WHAT YOU HAVE TO DO → Single out each line with the word "this" and copy it.

[Stored data entries]
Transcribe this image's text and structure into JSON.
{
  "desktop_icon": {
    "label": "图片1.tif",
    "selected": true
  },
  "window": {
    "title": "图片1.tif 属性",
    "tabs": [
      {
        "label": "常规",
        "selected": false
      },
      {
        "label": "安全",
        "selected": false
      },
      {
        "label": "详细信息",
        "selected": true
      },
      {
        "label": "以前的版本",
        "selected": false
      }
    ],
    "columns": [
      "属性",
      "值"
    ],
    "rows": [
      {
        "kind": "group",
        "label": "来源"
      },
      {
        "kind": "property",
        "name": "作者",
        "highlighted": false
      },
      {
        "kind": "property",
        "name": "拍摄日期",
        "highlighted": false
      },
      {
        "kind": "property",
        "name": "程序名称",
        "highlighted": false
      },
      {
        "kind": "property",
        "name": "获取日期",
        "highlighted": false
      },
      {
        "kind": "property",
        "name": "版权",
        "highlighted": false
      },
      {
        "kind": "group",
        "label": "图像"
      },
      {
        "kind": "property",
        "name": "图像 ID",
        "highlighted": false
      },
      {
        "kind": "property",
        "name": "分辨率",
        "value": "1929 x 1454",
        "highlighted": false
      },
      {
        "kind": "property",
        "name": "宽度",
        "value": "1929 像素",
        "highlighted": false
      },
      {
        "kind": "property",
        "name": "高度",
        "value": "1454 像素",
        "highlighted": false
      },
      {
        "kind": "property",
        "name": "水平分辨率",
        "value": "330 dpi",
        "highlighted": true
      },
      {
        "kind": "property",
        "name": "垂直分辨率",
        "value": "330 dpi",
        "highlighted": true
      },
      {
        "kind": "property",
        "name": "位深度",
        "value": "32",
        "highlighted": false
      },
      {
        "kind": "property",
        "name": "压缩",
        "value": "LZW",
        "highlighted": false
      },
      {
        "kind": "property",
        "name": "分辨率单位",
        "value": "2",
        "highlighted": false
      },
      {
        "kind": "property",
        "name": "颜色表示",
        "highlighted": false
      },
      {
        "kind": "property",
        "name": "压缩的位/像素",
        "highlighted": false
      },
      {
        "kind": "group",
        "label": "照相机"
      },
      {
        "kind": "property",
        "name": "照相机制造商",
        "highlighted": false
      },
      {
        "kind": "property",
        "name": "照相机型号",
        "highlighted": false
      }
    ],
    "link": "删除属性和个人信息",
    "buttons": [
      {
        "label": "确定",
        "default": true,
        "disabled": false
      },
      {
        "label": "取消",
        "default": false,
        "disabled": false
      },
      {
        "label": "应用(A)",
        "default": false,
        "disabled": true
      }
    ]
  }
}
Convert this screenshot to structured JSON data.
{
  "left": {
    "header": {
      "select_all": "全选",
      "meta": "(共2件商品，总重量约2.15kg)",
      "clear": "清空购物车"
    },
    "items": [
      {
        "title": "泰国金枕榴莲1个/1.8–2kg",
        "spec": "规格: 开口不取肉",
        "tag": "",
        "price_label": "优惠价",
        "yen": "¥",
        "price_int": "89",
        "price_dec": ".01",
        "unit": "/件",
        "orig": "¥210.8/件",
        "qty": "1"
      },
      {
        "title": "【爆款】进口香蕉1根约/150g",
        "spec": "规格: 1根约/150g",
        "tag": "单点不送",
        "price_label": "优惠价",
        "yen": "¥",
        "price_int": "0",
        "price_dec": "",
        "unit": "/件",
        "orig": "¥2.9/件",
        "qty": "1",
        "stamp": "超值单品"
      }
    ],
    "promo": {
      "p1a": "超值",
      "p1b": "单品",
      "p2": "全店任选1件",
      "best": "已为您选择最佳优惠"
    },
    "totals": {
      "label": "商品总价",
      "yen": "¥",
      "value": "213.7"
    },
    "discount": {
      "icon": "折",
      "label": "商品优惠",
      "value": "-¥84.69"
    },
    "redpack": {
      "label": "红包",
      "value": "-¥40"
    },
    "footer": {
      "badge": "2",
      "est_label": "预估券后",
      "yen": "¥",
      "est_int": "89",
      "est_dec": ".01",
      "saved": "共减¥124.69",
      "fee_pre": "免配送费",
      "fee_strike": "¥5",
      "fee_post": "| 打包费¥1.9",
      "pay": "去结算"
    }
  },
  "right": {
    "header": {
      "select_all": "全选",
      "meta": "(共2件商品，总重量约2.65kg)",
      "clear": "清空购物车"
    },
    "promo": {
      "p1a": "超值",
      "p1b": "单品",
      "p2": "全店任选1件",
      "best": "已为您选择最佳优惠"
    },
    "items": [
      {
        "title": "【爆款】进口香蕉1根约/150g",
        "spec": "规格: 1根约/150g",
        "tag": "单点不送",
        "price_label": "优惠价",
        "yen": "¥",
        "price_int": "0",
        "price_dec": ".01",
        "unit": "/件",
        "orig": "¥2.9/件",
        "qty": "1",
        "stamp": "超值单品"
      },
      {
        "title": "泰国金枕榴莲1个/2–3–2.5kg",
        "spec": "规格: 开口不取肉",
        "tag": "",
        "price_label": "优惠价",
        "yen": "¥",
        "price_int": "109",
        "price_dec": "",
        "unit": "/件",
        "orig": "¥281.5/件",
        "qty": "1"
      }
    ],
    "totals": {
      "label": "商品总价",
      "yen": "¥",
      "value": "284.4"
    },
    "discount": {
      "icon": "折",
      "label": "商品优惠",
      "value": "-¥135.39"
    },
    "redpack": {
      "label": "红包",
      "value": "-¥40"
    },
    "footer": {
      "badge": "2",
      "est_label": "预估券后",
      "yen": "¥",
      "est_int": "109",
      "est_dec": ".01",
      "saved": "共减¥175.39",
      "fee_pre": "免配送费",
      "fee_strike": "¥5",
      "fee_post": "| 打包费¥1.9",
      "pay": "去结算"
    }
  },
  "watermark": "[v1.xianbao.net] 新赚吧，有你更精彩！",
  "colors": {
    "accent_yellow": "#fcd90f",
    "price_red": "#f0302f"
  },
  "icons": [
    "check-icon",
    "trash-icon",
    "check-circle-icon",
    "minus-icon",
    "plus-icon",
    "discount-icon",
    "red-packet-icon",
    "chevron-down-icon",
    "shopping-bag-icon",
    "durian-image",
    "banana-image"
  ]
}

THE COMPLETED TASK →
Transcribe this image's text and structure into JSON.
Convert this screenshot to structured JSON data.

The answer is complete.